Records for this task:
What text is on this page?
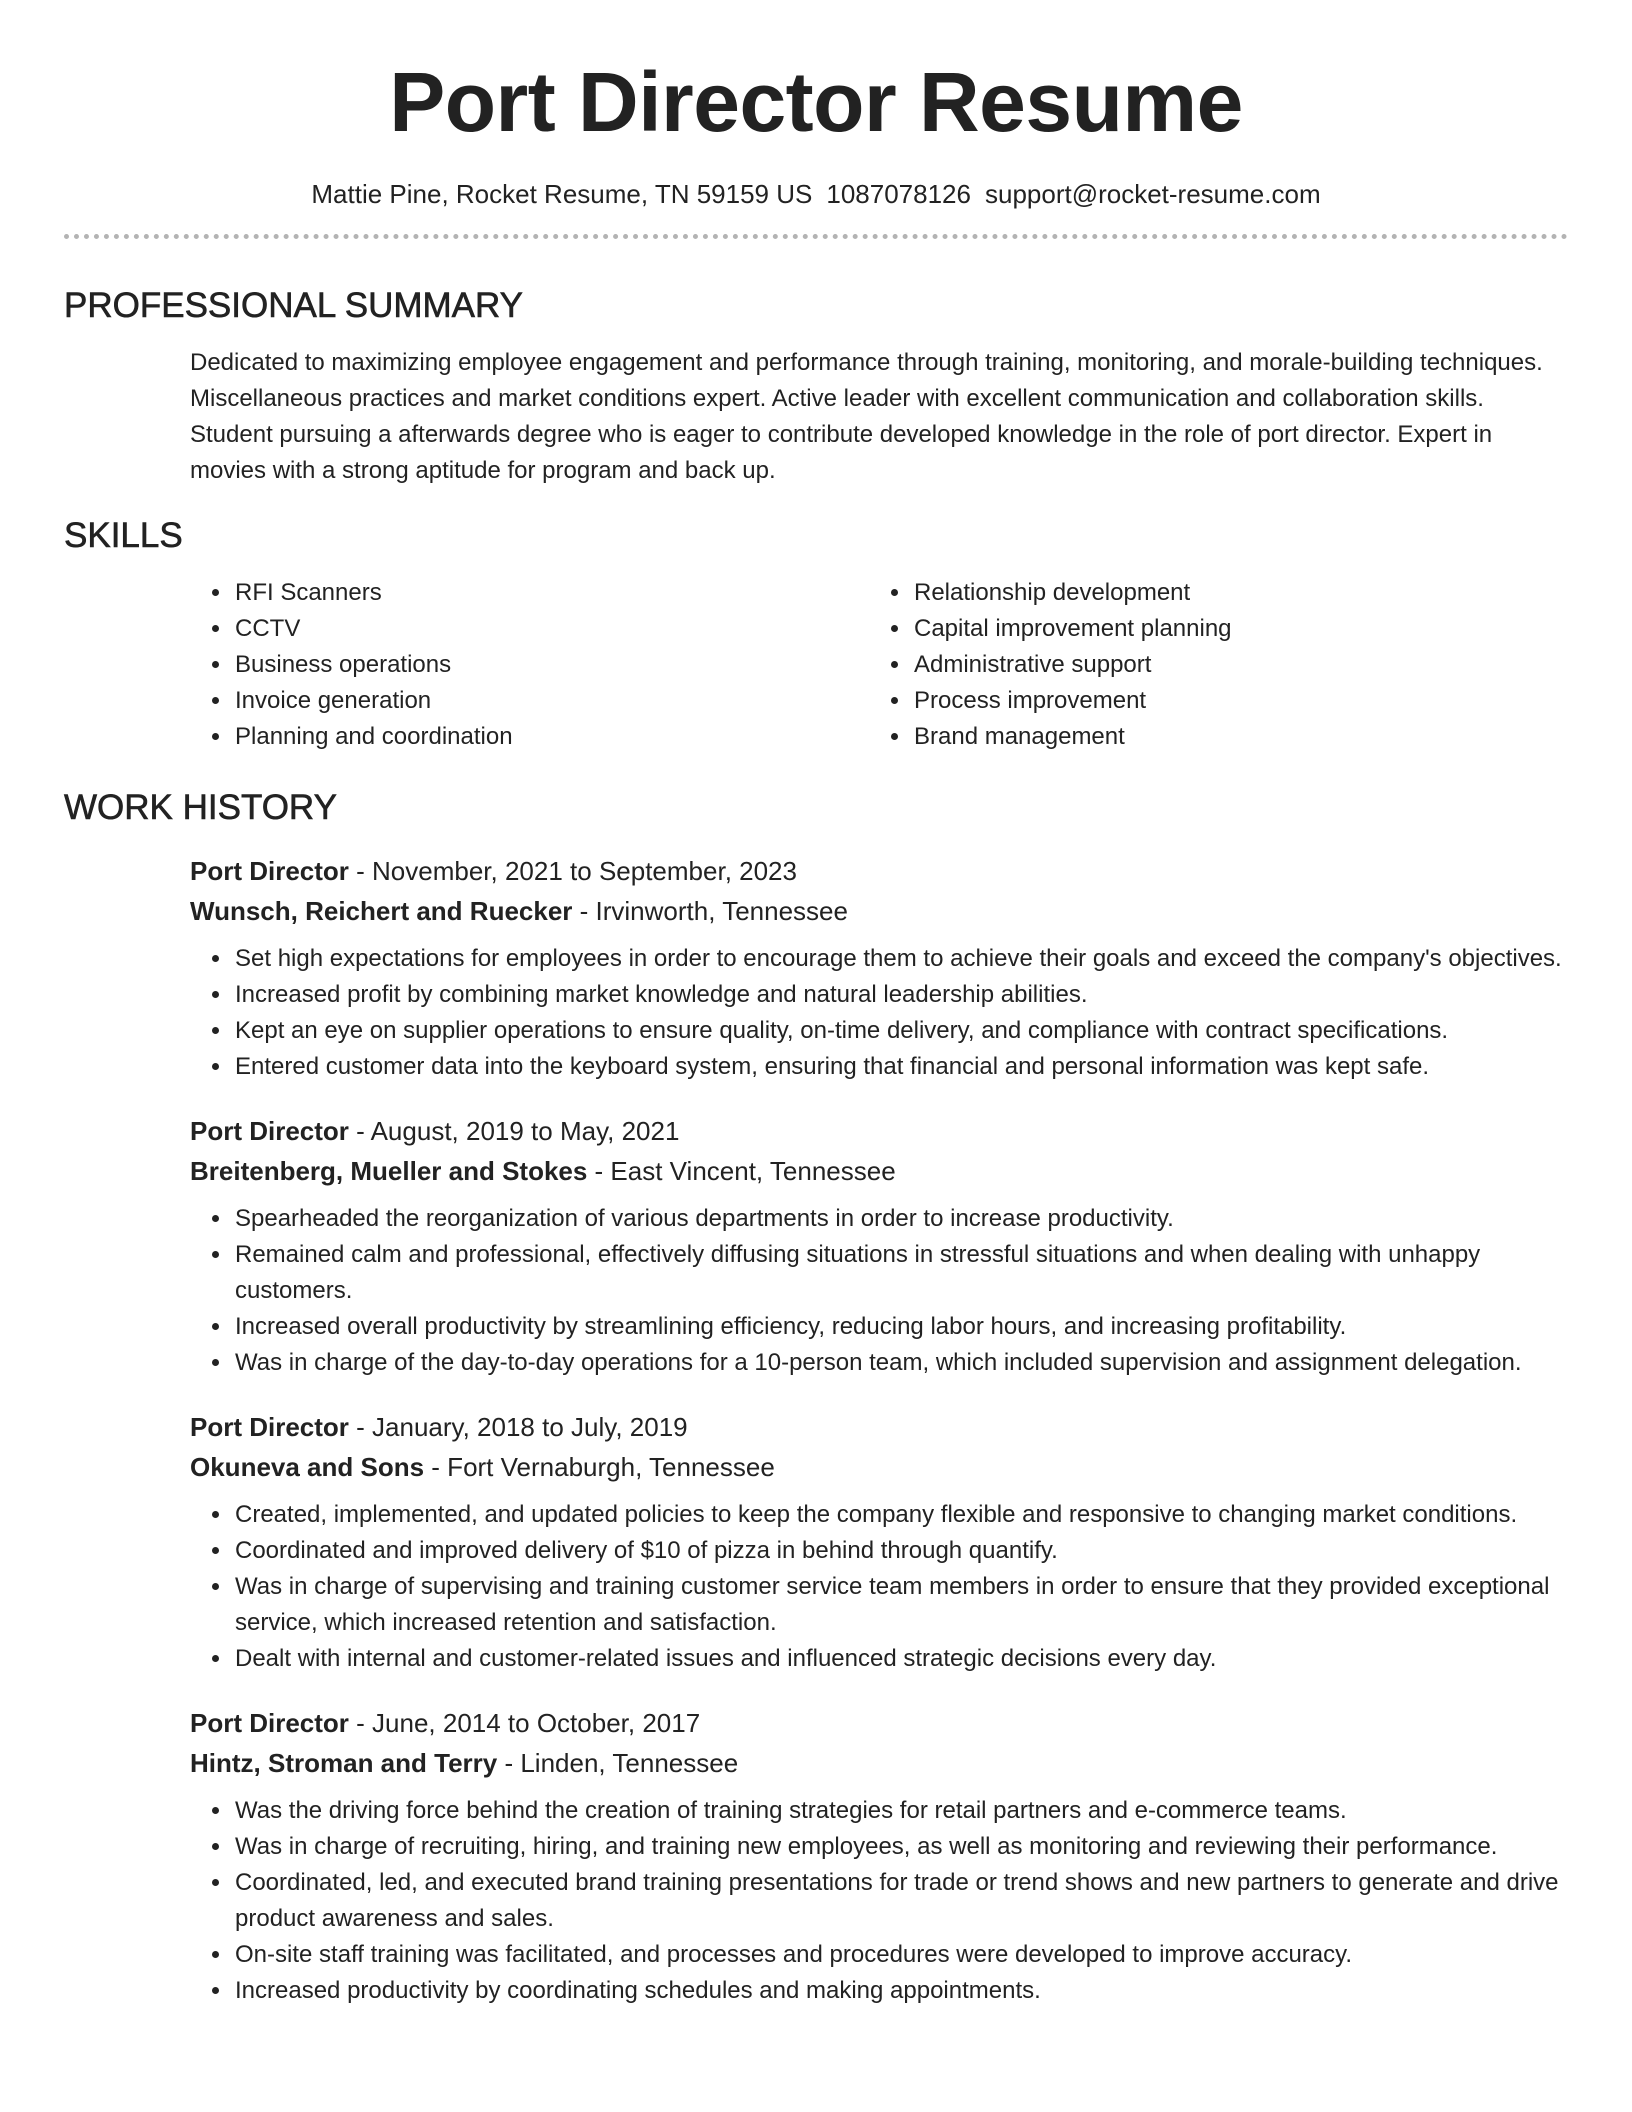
Port Director Resume
Mattie Pine, Rocket Resume, TN 59159 US 1087078126 support@rocket-resume.com
PROFESSIONAL SUMMARY

Dedicated to maximizing employee engagement and performance through training, monitoring, and morale-building techniques. Miscellaneous practices and market conditions expert. Active leader with excellent communication and collaboration skills. Student pursuing a afterwards degree who is eager to contribute developed knowledge in the role of port director. Expert in movies with a strong aptitude for program and back up.

SKILLS
• RFI Scanners
• CCTV
• Business operations
• Invoice generation
• Planning and coordination
• Relationship development
• Capital improvement planning
• Administrative support
• Process improvement
• Brand management
WORK HISTORY
Port Director - November, 2021 to September, 2023
Wunsch, Reichert and Ruecker - Irvinworth, Tennessee
• Set high expectations for employees in order to encourage them to achieve their goals and exceed the company's objectives.
• Increased profit by combining market knowledge and natural leadership abilities.
• Kept an eye on supplier operations to ensure quality, on-time delivery, and compliance with contract specifications.
• Entered customer data into the keyboard system, ensuring that financial and personal information was kept safe.
Port Director - August, 2019 to May, 2021
Breitenberg, Mueller and Stokes - East Vincent, Tennessee
• Spearheaded the reorganization of various departments in order to increase productivity.
• Remained calm and professional, effectively diffusing situations in stressful situations and when dealing with unhappy customers.
• Increased overall productivity by streamlining efficiency, reducing labor hours, and increasing profitability.
• Was in charge of the day-to-day operations for a 10-person team, which included supervision and assignment delegation.
Port Director - January, 2018 to July, 2019
Okuneva and Sons - Fort Vernaburgh, Tennessee
• Created, implemented, and updated policies to keep the company flexible and responsive to changing market conditions.
• Coordinated and improved delivery of $10 of pizza in behind through quantify.
• Was in charge of supervising and training customer service team members in order to ensure that they provided exceptional service, which increased retention and satisfaction.
• Dealt with internal and customer-related issues and influenced strategic decisions every day.
Port Director - June, 2014 to October, 2017
Hintz, Stroman and Terry - Linden, Tennessee
• Was the driving force behind the creation of training strategies for retail partners and e-commerce teams.
• Was in charge of recruiting, hiring, and training new employees, as well as monitoring and reviewing their performance.
• Coordinated, led, and executed brand training presentations for trade or trend shows and new partners to generate and drive product awareness and sales.
• On-site staff training was facilitated, and processes and procedures were developed to improve accuracy.
• Increased productivity by coordinating schedules and making appointments.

The request:
Pick out the lines above that hold the string "employees" and show them.

Output below:
• Set high expectations for employees in order to encourage them to achieve their goals and exceed the company's objectives.
• Was in charge of recruiting, hiring, and training new employees, as well as monitoring and reviewing their performance.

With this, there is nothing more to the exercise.